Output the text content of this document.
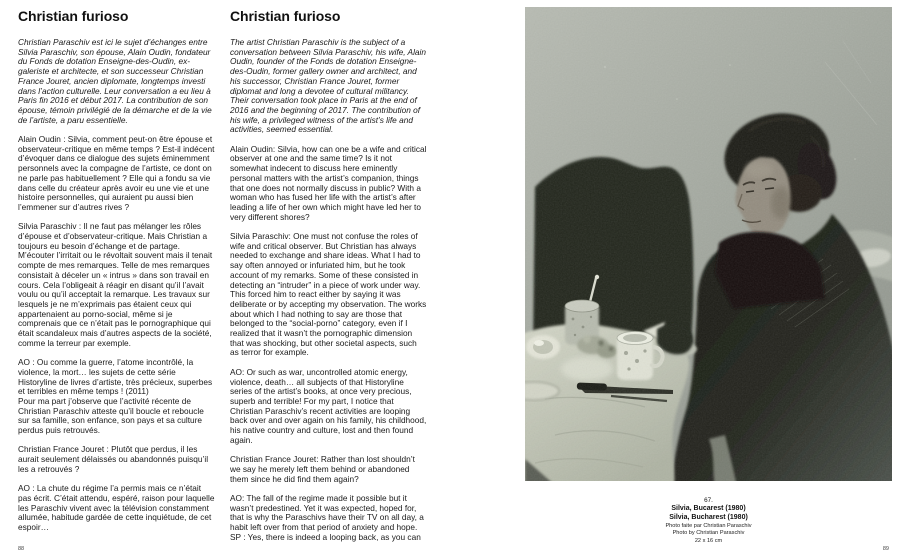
Christian furioso

Christian Paraschiv est ici le sujet d’échanges entre Silvia Paraschiv, son épouse, Alain Oudin, fondateur du Fonds de dotation Enseigne-des-Oudin, ex-galeriste et architecte, et son successeur Christian France Jouret, ancien diplomate, longtemps investi dans l’action culturelle. Leur conversation a eu lieu à Paris fin 2016 et début 2017. La contribution de son épouse, témoin privilégié de la démarche et de la vie de l’artiste, a paru essentielle.

Alain Oudin : Silvia, comment peut-on être épouse et observateur-critique en même temps ? Est-il indécent d’évoquer dans ce dialogue des sujets éminemment personnels avec la compagne de l’artiste, ce dont on ne parle pas habituellement ? Elle qui a fondu sa vie dans celle du créateur après avoir eu une vie et une histoire personnelles, qui auraient pu aussi bien l’emmener sur d’autres rives ?

Silvia Paraschiv : Il ne faut pas mélanger les rôles d’épouse et d’observateur-critique. Mais Christian a toujours eu besoin d’échange et de partage. M’écouter l’irritait ou le révoltait souvent mais il tenait compte de mes remarques. Telle de mes remarques consistait à déceler un « intrus » dans son travail en cours. Cela l’obligeait à réagir en disant qu’il l’avait voulu ou qu’il acceptait la remarque. Les travaux sur lesquels je ne m’exprimais pas étaient ceux qui appartenaient au porno-social, même si je comprenais que ce n’était pas le pornographique qui était scandaleux mais d’autres aspects de la société, comme la terreur par exemple.

AO : Ou comme la guerre, l’atome incontrôlé, la violence, la mort… les sujets de cette série Historyline de livres d’artiste, très précieux, superbes et terribles en même temps ! (2011)

Pour ma part j’observe que l’activité récente de Christian Paraschiv atteste qu’il boucle et reboucle sur sa famille, son enfance, son pays et sa culture perdus puis retrouvés.

Christian France Jouret : Plutôt que perdus, il les aurait seulement délaissés ou abandonnés puisqu’il les a retrouvés ?

AO : La chute du régime l’a permis mais ce n’était pas écrit. C’était attendu, espéré, raison pour laquelle les Paraschiv vivent avec la télévision constamment allumée, habitude gardée de cette inquiétude, de cet espoir…

Christian furioso

The artist Christian Paraschiv is the subject of a conversation between Silvia Paraschiv, his wife, Alain Oudin, founder of the Fonds de dotation Enseigne-des-Oudin, former gallery owner and architect, and his successor, Christian France Jouret, former diplomat and long a devotee of cultural militancy. Their conversation took place in Paris at the end of 2016 and the beginning of 2017. The contribution of his wife, a privileged witness of the artist’s life and activities, seemed essential.

Alain Oudin: Silvia, how can one be a wife and critical observer at one and the same time? Is it not somewhat indecent to discuss here eminently personal matters with the artist’s companion, things that one does not normally discuss in public? With a woman who has fused her life with the artist’s after leading a life of her own which might have led her to very different shores?

Silvia Paraschiv: One must not confuse the roles of wife and critical observer. But Christian has always needed to exchange and share ideas. What I had to say often annoyed or infuriated him, but he took account of my remarks. Some of these consisted in detecting an “intruder” in a piece of work under way. This forced him to react either by saying it was deliberate or by accepting my observation. The works about which I had nothing to say are those that belonged to the “social-porno” category, even if I realized that it wasn’t the pornographic dimension that was shocking, but other societal aspects, such as terror for example.

AO: Or such as war, uncontrolled atomic energy, violence, death… all subjects of that Historyline series of the artist’s books, at once very precious, superb and terrible! For my part, I notice that Christian Paraschiv’s recent activities are looping back over and over again on his family, his childhood, his native country and culture, lost and then found again.

Christian France Jouret: Rather than lost shouldn’t we say he merely left them behind or abandoned them since he did find them again?

AO: The fall of the regime made it possible but it wasn’t predestined. Yet it was expected, hoped for, that is why the Paraschivs have their TV on all day, a habit left over from that period of anxiety and hope.

SP : Yes, there is indeed a looping back, as you can

67.
Silvia, Bucarest (1980)
Silvia, Bucharest (1980)
Photo faite par Christian Paraschiv
Photo by Christian Paraschiv
22 x 16 cm
88	89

## YOUR OBJECTIVE
For each line above that contains the word "sujets", copy that line.

## IN RESPONSE
Alain Oudin : Silvia, comment peut-on être épouse et observateur-critique en même temps ? Est-il indécent d’évoquer dans ce dialogue des sujets éminemment personnels avec la compagne de l’artiste, ce dont on ne parle pas habituellement ? Elle qui a fondu sa vie dans celle du créateur après avoir eu une vie et une histoire personnelles, qui auraient pu aussi bien l’emmener sur d’autres rives ?
AO : Ou comme la guerre, l’atome incontrôlé, la violence, la mort… les sujets de cette série Historyline de livres d’artiste, très précieux, superbes et terribles en même temps ! (2011)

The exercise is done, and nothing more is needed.